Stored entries
__________________________________________________

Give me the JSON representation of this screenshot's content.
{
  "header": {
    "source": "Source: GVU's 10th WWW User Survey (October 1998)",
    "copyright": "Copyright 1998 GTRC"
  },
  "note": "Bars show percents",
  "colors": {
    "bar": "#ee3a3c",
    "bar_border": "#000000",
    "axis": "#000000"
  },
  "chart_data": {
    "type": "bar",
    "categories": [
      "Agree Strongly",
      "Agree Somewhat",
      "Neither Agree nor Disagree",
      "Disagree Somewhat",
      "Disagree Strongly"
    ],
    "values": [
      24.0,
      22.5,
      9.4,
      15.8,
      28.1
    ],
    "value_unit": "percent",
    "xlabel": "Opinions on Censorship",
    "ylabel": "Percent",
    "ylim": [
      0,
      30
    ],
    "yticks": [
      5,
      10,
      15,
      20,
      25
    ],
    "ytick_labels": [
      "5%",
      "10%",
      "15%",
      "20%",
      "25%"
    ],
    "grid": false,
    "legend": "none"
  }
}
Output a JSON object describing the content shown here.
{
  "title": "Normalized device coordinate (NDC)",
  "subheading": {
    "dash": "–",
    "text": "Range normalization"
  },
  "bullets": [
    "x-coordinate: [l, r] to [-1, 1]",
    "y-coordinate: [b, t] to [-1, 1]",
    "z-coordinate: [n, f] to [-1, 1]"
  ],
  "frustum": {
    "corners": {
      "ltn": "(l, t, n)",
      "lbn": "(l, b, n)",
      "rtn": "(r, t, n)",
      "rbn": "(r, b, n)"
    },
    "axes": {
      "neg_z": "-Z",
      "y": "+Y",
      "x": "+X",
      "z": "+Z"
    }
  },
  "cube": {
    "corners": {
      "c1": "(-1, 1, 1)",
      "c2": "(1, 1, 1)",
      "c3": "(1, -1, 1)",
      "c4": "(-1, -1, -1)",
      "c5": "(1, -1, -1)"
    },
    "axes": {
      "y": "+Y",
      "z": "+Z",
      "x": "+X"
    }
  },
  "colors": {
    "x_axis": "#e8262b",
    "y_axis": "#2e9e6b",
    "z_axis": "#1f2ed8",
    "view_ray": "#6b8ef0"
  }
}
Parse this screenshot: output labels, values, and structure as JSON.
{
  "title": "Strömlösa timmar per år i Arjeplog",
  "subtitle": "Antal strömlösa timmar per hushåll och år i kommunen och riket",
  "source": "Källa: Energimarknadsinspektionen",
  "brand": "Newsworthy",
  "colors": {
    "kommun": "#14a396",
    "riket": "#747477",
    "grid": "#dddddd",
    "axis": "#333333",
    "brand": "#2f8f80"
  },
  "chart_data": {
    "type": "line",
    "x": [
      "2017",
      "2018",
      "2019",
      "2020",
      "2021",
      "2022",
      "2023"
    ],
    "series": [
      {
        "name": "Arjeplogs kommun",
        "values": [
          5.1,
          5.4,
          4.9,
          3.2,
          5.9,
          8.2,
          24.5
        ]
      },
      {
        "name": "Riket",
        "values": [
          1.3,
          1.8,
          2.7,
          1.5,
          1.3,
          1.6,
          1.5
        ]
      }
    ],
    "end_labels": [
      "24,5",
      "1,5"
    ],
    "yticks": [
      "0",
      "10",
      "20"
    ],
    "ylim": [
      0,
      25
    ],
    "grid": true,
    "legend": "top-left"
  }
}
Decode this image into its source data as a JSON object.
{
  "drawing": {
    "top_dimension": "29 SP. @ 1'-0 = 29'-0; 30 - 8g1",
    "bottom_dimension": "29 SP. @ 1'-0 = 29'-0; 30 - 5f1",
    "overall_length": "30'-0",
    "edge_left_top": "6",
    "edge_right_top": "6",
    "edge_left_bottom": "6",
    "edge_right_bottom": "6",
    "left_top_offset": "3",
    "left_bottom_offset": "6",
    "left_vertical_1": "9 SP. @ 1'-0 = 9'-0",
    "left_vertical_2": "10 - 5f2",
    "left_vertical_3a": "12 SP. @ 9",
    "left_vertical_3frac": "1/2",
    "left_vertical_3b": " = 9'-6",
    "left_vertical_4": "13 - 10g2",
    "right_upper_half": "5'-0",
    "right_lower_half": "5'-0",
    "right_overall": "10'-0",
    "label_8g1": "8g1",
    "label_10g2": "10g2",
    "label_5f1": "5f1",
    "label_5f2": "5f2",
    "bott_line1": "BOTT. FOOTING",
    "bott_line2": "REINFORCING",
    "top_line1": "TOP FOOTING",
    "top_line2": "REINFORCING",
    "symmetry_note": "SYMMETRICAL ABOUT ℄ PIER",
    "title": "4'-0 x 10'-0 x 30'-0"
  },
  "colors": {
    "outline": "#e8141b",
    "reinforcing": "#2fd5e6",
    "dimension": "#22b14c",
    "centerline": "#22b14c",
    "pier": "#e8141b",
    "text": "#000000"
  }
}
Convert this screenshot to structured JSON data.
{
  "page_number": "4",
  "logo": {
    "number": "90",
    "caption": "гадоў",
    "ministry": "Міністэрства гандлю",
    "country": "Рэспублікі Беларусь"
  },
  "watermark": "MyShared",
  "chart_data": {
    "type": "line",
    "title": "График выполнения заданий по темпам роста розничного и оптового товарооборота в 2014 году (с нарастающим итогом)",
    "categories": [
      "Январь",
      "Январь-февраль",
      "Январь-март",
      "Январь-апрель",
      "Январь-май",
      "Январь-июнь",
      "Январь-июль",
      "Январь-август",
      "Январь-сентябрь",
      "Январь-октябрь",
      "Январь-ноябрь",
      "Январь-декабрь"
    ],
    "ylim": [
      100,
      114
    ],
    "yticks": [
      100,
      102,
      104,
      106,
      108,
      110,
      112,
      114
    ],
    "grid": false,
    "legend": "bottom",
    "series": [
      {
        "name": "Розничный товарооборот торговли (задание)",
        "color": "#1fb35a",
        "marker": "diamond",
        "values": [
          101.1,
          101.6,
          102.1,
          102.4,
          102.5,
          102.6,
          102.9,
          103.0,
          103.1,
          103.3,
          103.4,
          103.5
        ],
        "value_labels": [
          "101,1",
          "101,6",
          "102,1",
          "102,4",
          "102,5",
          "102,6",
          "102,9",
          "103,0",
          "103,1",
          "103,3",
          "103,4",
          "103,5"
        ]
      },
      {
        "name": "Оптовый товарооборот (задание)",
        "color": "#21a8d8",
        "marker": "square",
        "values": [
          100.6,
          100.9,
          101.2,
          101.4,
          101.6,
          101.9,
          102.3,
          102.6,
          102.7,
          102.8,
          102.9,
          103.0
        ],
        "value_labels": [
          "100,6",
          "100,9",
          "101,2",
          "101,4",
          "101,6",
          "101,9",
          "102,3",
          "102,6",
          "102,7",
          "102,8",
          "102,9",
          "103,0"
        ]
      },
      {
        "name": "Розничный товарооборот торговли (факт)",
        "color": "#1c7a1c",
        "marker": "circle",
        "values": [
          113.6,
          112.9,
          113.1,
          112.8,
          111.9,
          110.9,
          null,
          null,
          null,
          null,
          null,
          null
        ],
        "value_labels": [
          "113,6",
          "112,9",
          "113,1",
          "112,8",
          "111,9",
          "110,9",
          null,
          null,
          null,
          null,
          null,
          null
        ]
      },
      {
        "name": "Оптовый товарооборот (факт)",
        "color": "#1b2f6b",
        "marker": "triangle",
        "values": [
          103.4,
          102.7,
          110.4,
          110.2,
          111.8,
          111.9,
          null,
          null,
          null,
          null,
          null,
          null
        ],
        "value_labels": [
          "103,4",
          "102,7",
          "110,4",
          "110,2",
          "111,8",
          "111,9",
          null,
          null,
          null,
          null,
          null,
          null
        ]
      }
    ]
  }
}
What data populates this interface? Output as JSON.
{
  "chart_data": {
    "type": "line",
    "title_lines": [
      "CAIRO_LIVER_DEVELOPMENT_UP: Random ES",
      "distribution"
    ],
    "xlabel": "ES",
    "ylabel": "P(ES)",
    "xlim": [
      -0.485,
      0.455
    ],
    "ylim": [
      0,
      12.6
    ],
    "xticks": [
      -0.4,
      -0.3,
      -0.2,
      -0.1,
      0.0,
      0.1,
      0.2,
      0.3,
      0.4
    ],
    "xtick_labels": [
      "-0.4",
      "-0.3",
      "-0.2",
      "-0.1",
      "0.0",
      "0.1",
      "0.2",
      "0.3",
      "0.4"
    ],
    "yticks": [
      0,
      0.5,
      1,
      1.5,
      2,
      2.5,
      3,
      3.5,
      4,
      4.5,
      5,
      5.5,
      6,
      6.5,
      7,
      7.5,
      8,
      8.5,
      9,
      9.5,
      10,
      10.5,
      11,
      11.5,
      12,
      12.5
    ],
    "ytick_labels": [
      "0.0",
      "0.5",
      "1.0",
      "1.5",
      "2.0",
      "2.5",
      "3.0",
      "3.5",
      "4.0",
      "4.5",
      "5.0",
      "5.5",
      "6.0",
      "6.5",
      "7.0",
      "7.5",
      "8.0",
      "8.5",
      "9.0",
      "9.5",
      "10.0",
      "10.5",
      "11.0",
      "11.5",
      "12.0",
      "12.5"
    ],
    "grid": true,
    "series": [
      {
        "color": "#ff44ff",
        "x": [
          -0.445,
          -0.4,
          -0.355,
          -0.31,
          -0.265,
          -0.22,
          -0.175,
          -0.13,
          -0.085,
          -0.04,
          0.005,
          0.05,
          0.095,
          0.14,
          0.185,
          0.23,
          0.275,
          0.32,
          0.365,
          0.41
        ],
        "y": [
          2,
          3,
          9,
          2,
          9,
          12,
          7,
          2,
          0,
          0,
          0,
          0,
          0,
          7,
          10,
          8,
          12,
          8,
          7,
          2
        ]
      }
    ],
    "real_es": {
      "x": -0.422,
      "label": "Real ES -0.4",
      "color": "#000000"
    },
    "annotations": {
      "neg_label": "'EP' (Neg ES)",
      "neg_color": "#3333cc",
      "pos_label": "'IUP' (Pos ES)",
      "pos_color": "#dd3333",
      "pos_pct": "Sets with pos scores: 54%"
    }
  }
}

__________________________________________________

** Work to do **
From the listing above, copy out each line where the word "FOOTING" appears.

** Task output **
    "bott_line1": "BOTT. FOOTING",
    "top_line1": "TOP FOOTING",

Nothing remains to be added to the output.